Input:
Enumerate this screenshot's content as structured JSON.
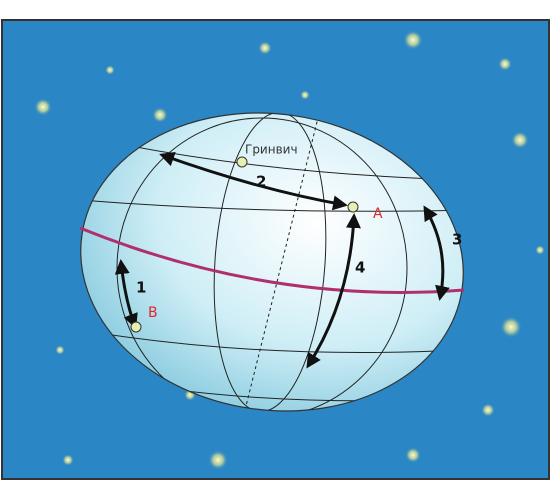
{
  "labels": {
    "greenwich": "Гринвич",
    "point_a": "A",
    "point_b": "B",
    "arc_1": "1",
    "arc_2": "2",
    "arc_3": "3",
    "arc_4": "4"
  }
}
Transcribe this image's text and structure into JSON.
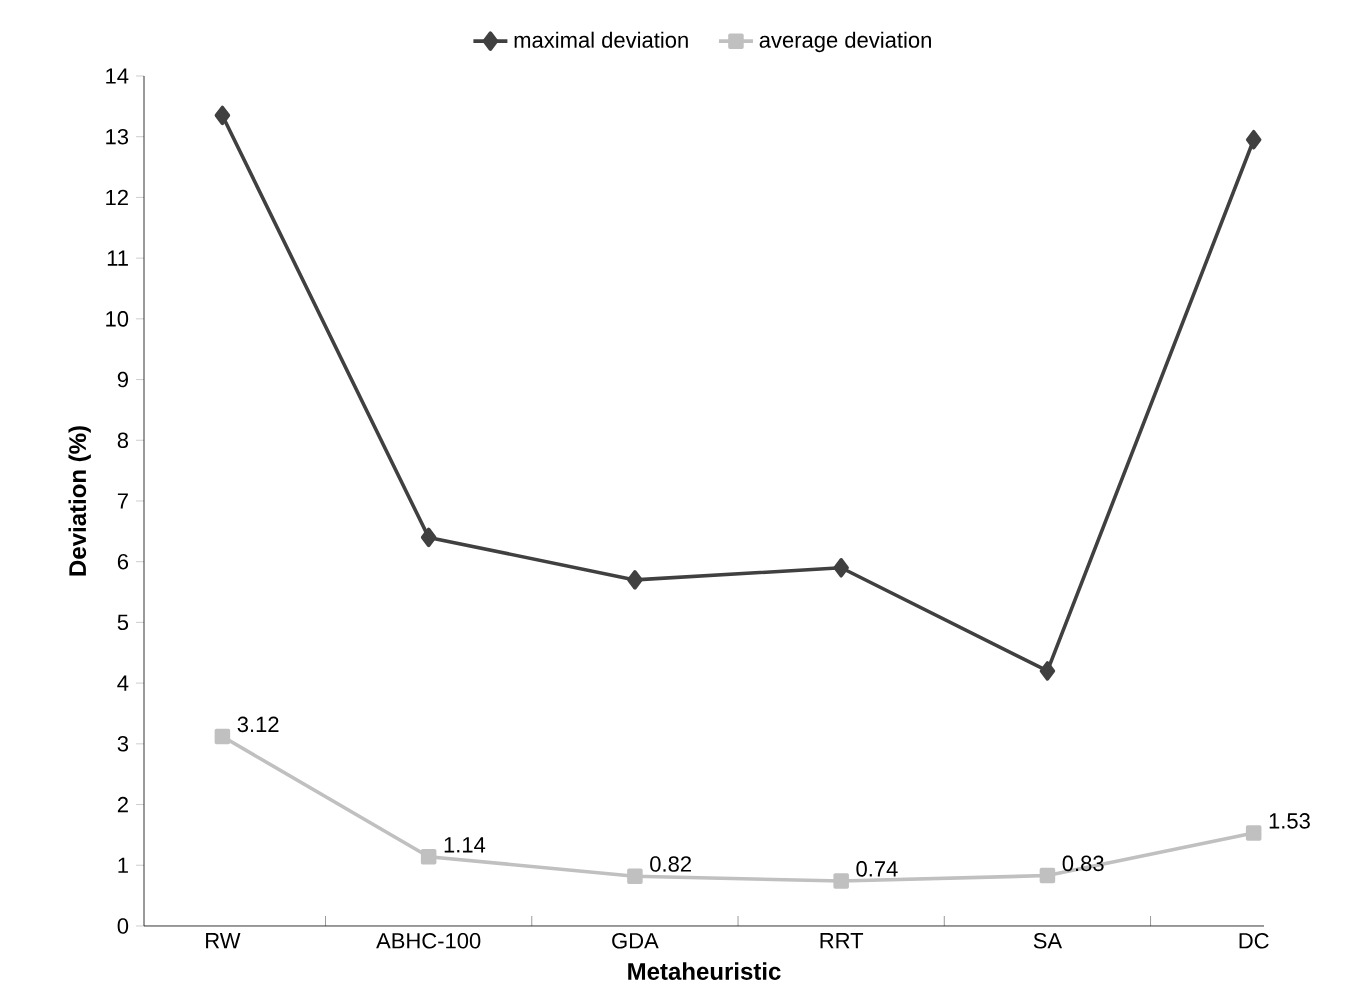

Problem description: Retype all the records shown above, character for character. Omit every picture.

Written solution:
Enumerate this screenshot's content as structured JSON.
{
  "labels": {
    "greenwich": "Гринвич",
    "point_a": "A",
    "point_b": "B",
    "arc_1": "1",
    "arc_2": "2",
    "arc_3": "3",
    "arc_4": "4"
  }
}
Transcribe this image's text and structure into JSON.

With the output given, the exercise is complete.